# [GOAL OF THE EXERCISE]
Select from the records below every line that has the word "this" in it.

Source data
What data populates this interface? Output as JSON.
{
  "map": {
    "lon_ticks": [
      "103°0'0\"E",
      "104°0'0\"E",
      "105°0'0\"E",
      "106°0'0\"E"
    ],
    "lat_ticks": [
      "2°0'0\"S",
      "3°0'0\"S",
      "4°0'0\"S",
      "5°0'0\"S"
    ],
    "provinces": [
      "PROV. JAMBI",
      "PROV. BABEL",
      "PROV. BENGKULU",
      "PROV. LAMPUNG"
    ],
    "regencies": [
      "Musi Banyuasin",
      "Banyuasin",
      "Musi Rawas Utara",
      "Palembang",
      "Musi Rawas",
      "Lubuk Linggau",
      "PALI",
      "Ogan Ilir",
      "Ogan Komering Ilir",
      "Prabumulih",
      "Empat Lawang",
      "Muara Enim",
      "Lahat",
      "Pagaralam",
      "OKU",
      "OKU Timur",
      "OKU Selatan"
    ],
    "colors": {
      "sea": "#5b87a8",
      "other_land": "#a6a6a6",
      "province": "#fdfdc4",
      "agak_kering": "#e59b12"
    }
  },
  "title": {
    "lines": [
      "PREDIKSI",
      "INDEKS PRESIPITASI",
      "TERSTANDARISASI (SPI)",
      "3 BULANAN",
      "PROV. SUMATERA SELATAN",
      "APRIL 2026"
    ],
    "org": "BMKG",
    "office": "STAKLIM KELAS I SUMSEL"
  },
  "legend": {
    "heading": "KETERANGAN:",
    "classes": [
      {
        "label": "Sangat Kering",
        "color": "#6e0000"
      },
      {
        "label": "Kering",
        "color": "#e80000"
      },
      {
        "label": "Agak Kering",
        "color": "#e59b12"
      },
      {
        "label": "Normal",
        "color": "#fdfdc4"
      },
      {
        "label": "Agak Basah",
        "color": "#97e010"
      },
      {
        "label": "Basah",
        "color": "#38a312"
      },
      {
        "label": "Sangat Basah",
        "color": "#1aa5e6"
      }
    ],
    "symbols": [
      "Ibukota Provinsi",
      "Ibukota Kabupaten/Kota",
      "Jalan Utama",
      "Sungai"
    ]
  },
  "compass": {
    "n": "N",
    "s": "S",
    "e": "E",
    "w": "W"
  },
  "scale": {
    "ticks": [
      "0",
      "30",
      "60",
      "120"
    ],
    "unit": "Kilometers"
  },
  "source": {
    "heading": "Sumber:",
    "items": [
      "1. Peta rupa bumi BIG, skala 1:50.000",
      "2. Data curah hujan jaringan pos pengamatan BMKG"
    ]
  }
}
--
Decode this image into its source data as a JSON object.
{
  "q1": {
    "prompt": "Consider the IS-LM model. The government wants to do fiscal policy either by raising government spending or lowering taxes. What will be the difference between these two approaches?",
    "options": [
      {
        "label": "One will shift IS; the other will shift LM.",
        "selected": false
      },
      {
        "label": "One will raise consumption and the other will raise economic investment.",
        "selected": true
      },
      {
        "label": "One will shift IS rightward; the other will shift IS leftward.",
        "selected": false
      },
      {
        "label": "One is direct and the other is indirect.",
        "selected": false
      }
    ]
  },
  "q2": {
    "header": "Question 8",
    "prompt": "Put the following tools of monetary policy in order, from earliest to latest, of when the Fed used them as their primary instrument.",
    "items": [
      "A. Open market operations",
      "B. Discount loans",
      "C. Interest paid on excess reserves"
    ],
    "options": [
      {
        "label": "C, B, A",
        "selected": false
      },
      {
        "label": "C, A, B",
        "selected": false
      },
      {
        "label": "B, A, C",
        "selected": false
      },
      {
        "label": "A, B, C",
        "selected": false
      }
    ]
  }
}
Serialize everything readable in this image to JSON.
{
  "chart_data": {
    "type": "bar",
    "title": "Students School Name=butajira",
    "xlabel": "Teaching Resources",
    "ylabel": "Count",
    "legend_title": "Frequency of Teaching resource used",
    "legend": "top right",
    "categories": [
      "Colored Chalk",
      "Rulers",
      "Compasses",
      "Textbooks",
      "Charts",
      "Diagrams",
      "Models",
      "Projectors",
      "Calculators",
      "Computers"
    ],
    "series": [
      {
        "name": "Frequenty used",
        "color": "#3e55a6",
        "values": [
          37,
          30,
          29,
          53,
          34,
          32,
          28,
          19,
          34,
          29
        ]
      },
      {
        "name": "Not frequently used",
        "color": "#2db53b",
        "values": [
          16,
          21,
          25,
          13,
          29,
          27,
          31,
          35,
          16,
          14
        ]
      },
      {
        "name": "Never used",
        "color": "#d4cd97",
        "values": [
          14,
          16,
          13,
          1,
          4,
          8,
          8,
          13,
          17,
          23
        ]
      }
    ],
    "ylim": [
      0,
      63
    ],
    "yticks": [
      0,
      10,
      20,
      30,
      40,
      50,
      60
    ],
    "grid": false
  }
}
---
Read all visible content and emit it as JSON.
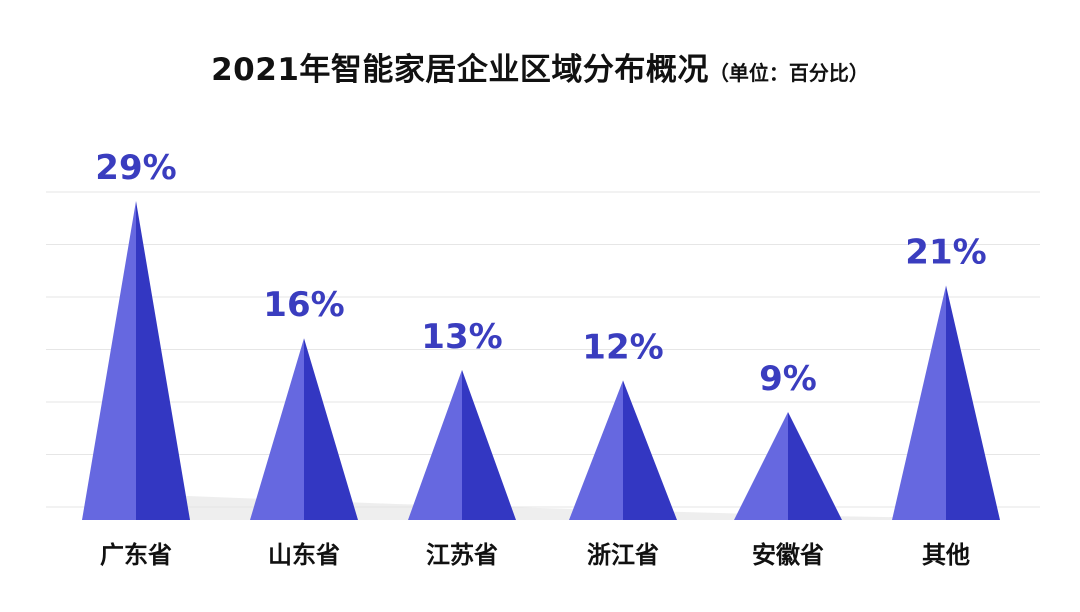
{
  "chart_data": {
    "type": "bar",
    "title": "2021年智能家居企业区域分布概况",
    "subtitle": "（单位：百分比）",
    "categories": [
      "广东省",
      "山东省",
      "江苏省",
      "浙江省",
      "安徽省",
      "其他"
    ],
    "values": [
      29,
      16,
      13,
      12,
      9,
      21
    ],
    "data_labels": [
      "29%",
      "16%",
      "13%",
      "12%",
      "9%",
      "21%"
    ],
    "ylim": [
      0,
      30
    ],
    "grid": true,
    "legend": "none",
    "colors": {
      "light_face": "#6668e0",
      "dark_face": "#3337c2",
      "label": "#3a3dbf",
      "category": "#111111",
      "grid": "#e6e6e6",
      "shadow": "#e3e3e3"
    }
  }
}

# [FULL ANSWER]
What data populates this interface? Output as JSON.
Decode this image into its source data as a JSON object.
Serialize everything readable in this image to JSON.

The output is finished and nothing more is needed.